» **Problem to work on**
Please express the material from its first line through the line containing "data-point <box>282 288 290 296</box>", both included, as a Markdown table with the columns Row and Material line. Number each line and leave out blank lines.
--- Start of Material to process ---
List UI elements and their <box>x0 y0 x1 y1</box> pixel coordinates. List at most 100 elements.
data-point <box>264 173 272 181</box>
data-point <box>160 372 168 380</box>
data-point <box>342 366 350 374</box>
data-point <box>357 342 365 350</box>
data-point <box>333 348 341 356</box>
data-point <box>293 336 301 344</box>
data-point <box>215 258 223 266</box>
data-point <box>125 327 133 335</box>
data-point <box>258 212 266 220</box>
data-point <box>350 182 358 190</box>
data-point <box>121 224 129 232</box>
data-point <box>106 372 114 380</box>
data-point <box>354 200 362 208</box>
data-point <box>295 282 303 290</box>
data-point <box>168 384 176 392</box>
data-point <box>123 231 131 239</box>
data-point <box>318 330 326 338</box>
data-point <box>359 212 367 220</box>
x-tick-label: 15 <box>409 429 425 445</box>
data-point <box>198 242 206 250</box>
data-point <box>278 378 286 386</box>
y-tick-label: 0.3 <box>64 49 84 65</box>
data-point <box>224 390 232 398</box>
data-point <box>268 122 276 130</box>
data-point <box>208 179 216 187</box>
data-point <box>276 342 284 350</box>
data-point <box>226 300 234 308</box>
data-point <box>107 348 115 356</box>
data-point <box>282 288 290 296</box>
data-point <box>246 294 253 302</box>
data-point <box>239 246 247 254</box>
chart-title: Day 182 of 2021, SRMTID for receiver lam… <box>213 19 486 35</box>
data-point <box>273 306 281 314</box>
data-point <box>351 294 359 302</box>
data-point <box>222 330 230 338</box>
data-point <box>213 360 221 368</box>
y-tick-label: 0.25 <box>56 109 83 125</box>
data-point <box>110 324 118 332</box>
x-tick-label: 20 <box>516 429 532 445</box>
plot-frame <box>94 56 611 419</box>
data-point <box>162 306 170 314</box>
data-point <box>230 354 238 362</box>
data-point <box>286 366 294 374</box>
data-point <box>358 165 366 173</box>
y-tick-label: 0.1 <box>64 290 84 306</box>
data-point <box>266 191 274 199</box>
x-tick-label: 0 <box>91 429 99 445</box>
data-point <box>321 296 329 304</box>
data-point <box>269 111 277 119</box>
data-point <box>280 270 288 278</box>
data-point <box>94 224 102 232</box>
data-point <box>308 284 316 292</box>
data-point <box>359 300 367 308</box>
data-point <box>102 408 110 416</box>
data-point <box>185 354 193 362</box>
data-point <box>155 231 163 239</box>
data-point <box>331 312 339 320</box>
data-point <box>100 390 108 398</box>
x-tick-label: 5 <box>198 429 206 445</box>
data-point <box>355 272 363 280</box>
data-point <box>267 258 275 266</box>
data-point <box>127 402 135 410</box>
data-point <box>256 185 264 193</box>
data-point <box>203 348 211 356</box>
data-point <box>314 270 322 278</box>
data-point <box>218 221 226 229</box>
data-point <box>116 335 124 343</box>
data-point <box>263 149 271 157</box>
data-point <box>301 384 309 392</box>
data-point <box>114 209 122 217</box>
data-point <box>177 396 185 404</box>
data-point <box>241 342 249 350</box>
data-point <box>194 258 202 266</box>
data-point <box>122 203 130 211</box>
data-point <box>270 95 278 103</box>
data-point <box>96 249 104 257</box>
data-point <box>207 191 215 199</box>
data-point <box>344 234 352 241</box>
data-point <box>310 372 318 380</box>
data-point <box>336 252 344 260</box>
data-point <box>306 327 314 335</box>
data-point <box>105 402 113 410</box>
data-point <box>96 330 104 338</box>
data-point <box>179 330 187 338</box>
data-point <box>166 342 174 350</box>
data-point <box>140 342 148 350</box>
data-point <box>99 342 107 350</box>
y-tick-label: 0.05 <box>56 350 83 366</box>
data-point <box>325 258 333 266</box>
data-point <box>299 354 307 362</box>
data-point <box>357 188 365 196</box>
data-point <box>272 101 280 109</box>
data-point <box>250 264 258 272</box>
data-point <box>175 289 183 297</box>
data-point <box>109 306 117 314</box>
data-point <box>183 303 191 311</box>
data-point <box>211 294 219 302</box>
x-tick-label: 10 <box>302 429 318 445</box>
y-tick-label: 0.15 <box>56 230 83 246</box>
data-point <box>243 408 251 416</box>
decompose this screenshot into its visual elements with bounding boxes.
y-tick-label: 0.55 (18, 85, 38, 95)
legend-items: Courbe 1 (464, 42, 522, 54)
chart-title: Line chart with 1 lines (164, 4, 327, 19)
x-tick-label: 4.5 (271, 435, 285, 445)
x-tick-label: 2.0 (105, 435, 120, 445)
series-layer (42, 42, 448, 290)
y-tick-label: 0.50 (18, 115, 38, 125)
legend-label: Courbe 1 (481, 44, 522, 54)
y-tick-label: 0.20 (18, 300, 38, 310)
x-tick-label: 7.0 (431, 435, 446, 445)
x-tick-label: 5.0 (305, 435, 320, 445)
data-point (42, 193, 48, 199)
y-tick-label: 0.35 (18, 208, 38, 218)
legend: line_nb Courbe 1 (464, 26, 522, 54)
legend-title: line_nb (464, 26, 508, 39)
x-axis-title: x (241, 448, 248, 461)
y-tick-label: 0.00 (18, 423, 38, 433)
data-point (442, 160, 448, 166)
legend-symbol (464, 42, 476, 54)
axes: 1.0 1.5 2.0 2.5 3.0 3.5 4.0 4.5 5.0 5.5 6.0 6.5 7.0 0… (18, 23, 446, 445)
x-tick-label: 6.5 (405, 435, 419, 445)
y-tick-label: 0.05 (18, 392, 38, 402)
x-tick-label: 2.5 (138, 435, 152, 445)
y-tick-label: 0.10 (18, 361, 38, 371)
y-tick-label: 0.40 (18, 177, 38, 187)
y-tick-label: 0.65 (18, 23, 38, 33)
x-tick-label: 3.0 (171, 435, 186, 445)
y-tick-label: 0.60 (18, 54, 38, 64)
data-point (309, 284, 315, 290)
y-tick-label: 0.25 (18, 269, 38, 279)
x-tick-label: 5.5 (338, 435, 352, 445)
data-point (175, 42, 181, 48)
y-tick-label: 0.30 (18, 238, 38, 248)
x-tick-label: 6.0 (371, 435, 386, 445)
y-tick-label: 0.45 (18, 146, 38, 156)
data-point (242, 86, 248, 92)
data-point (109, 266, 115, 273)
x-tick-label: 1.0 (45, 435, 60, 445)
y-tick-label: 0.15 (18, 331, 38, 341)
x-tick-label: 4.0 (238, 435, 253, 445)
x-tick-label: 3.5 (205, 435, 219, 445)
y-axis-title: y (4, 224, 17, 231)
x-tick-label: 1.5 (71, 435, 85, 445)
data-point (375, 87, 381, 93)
--- End of Material to process ---
» **Solution**
| Row | Material line |
|---|---|
| 1 | List UI elements and their <box>x0 y0 x1 y1</box> pixel coordinates. List at most 100 elements. |
| 2 | data-point <box>264 173 272 181</box> |
| 3 | data-point <box>160 372 168 380</box> |
| 4 | data-point <box>342 366 350 374</box> |
| 5 | data-point <box>357 342 365 350</box> |
| 6 | data-point <box>333 348 341 356</box> |
| 7 | data-point <box>293 336 301 344</box> |
| 8 | data-point <box>215 258 223 266</box> |
| 9 | data-point <box>125 327 133 335</box> |
| 10 | data-point <box>258 212 266 220</box> |
| 11 | data-point <box>350 182 358 190</box> |
| 12 | data-point <box>121 224 129 232</box> |
| 13 | data-point <box>106 372 114 380</box> |
| 14 | data-point <box>354 200 362 208</box> |
| 15 | data-point <box>295 282 303 290</box> |
| 16 | data-point <box>168 384 176 392</box> |
| 17 | data-point <box>123 231 131 239</box> |
| 18 | data-point <box>318 330 326 338</box> |
| 19 | data-point <box>359 212 367 220</box> |
| 20 | x-tick-label: 15 <box>409 429 425 445</box> |
| 21 | data-point <box>198 242 206 250</box> |
| 22 | data-point <box>278 378 286 386</box> |
| 23 | y-tick-label: 0.3 <box>64 49 84 65</box> |
| 24 | data-point <box>224 390 232 398</box> |
| 25 | data-point <box>268 122 276 130</box> |
| 26 | data-point <box>208 179 216 187</box> |
| 27 | data-point <box>276 342 284 350</box> |
| 28 | data-point <box>226 300 234 308</box> |
| 29 | data-point <box>107 348 115 356</box> |
| 30 | data-point <box>282 288 290 296</box> |